▶ [Extracted records]
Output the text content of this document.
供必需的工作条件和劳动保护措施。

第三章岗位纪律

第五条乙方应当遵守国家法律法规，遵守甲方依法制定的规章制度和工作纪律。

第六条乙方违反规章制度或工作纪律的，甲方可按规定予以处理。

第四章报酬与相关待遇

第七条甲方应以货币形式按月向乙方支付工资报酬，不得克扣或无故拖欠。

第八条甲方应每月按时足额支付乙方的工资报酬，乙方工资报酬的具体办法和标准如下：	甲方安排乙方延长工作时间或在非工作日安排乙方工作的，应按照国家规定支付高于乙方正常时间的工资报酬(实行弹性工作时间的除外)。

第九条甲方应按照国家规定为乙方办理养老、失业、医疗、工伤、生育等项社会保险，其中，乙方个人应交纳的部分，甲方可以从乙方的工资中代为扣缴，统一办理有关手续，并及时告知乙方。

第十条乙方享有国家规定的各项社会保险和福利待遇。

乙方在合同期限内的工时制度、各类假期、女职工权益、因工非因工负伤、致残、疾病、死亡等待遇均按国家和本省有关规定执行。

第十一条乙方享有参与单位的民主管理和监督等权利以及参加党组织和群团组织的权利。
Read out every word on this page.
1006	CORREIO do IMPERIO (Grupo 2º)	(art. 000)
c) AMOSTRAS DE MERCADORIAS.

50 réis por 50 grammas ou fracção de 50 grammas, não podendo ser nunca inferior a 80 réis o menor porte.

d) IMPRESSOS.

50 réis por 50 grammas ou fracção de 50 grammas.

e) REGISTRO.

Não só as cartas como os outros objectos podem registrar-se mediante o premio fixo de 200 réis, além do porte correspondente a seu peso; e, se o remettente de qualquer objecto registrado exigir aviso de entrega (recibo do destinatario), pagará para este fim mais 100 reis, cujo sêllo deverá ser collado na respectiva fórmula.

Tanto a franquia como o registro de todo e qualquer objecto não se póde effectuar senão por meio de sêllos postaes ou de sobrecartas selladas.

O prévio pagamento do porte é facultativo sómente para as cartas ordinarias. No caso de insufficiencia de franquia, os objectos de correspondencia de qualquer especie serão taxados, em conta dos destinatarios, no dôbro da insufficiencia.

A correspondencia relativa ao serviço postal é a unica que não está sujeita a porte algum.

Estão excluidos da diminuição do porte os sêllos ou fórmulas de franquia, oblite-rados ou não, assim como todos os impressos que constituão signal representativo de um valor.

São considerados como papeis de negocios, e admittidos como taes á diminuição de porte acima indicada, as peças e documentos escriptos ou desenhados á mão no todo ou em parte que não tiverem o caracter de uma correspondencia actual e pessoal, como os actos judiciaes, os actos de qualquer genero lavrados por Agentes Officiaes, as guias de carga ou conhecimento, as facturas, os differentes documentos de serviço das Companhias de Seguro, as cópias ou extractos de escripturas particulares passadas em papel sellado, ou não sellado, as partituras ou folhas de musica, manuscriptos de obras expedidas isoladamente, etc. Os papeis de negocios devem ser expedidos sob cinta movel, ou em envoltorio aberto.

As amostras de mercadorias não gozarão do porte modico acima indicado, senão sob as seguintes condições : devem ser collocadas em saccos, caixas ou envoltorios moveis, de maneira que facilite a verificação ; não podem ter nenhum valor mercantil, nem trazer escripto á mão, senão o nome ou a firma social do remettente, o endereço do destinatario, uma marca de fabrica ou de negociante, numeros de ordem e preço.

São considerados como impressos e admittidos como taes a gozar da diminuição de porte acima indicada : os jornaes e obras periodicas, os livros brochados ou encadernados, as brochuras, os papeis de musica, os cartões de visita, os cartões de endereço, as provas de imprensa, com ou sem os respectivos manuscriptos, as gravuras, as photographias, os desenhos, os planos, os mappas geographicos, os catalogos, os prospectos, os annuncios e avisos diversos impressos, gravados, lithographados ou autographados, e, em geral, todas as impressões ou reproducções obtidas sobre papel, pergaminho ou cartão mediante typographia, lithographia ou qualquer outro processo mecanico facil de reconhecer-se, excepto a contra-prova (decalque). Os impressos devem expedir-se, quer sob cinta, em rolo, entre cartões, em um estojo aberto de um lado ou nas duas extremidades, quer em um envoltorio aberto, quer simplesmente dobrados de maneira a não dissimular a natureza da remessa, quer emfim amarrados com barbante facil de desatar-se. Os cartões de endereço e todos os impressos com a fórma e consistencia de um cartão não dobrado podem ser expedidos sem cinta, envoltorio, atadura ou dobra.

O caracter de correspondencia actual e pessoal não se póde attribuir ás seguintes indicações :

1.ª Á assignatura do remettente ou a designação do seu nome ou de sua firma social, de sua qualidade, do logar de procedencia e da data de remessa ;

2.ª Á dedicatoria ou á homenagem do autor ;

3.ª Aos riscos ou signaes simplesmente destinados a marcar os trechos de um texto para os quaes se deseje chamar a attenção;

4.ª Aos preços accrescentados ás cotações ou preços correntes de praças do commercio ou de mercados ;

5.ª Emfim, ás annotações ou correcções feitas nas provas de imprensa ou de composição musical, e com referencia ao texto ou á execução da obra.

▶ [Work to complete] Using the data above, output each line exactly.

▶ [Answer to this problem]
Output the text content of this document.
供必需的工作条件和劳动保护措施。

第三章岗位纪律

第五条乙方应当遵守国家法律法规，遵守甲方依法制定的规章制度和工作纪律。

第六条乙方违反规章制度或工作纪律的，甲方可按规定予以处理。

第四章报酬与相关待遇

第七条甲方应以货币形式按月向乙方支付工资报酬，不得克扣或无故拖欠。

第八条甲方应每月按时足额支付乙方的工资报酬，乙方工资报酬的具体办法和标准如下：	甲方安排乙方延长工作时间或在非工作日安排乙方工作的，应按照国家规定支付高于乙方正常时间的工资报酬(实行弹性工作时间的除外)。

第九条甲方应按照国家规定为乙方办理养老、失业、医疗、工伤、生育等项社会保险，其中，乙方个人应交纳的部分，甲方可以从乙方的工资中代为扣缴，统一办理有关手续，并及时告知乙方。

第十条乙方享有国家规定的各项社会保险和福利待遇。

乙方在合同期限内的工时制度、各类假期、女职工权益、因工非因工负伤、致残、疾病、死亡等待遇均按国家和本省有关规定执行。

第十一条乙方享有参与单位的民主管理和监督等权利以及参加党组织和群团组织的权利。
Read out every word on this page.
1006	CORREIO do IMPERIO (Grupo 2º)	(art. 000)
c) AMOSTRAS DE MERCADORIAS.

50 réis por 50 grammas ou fracção de 50 grammas, não podendo ser nunca inferior a 80 réis o menor porte.

d) IMPRESSOS.

50 réis por 50 grammas ou fracção de 50 grammas.

e) REGISTRO.

Não só as cartas como os outros objectos podem registrar-se mediante o premio fixo de 200 réis, além do porte correspondente a seu peso; e, se o remettente de qualquer objecto registrado exigir aviso de entrega (recibo do destinatario), pagará para este fim mais 100 reis, cujo sêllo deverá ser collado na respectiva fórmula.

Tanto a franquia como o registro de todo e qualquer objecto não se póde effectuar senão por meio de sêllos postaes ou de sobrecartas selladas.

O prévio pagamento do porte é facultativo sómente para as cartas ordinarias. No caso de insufficiencia de franquia, os objectos de correspondencia de qualquer especie serão taxados, em conta dos destinatarios, no dôbro da insufficiencia.

A correspondencia relativa ao serviço postal é a unica que não está sujeita a porte algum.

Estão excluidos da diminuição do porte os sêllos ou fórmulas de franquia, oblite-rados ou não, assim como todos os impressos que constituão signal representativo de um valor.

São considerados como papeis de negocios, e admittidos como taes á diminuição de porte acima indicada, as peças e documentos escriptos ou desenhados á mão no todo ou em parte que não tiverem o caracter de uma correspondencia actual e pessoal, como os actos judiciaes, os actos de qualquer genero lavrados por Agentes Officiaes, as guias de carga ou conhecimento, as facturas, os differentes documentos de serviço das Companhias de Seguro, as cópias ou extractos de escripturas particulares passadas em papel sellado, ou não sellado, as partituras ou folhas de musica, manuscriptos de obras expedidas isoladamente, etc. Os papeis de negocios devem ser expedidos sob cinta movel, ou em envoltorio aberto.

As amostras de mercadorias não gozarão do porte modico acima indicado, senão sob as seguintes condições : devem ser collocadas em saccos, caixas ou envoltorios moveis, de maneira que facilite a verificação ; não podem ter nenhum valor mercantil, nem trazer escripto á mão, senão o nome ou a firma social do remettente, o endereço do destinatario, uma marca de fabrica ou de negociante, numeros de ordem e preço.

São considerados como impressos e admittidos como taes a gozar da diminuição de porte acima indicada : os jornaes e obras periodicas, os livros brochados ou encadernados, as brochuras, os papeis de musica, os cartões de visita, os cartões de endereço, as provas de imprensa, com ou sem os respectivos manuscriptos, as gravuras, as photographias, os desenhos, os planos, os mappas geographicos, os catalogos, os prospectos, os annuncios e avisos diversos impressos, gravados, lithographados ou autographados, e, em geral, todas as impressões ou reproducções obtidas sobre papel, pergaminho ou cartão mediante typographia, lithographia ou qualquer outro processo mecanico facil de reconhecer-se, excepto a contra-prova (decalque). Os impressos devem expedir-se, quer sob cinta, em rolo, entre cartões, em um estojo aberto de um lado ou nas duas extremidades, quer em um envoltorio aberto, quer simplesmente dobrados de maneira a não dissimular a natureza da remessa, quer emfim amarrados com barbante facil de desatar-se. Os cartões de endereço e todos os impressos com a fórma e consistencia de um cartão não dobrado podem ser expedidos sem cinta, envoltorio, atadura ou dobra.

O caracter de correspondencia actual e pessoal não se póde attribuir ás seguintes indicações :

1.ª Á assignatura do remettente ou a designação do seu nome ou de sua firma social, de sua qualidade, do logar de procedencia e da data de remessa ;

2.ª Á dedicatoria ou á homenagem do autor ;

3.ª Aos riscos ou signaes simplesmente destinados a marcar os trechos de um texto para os quaes se deseje chamar a attenção;

4.ª Aos preços accrescentados ás cotações ou preços correntes de praças do commercio ou de mercados ;

5.ª Emfim, ás annotações ou correcções feitas nas provas de imprensa ou de composição musical, e com referencia ao texto ou á execução da obra.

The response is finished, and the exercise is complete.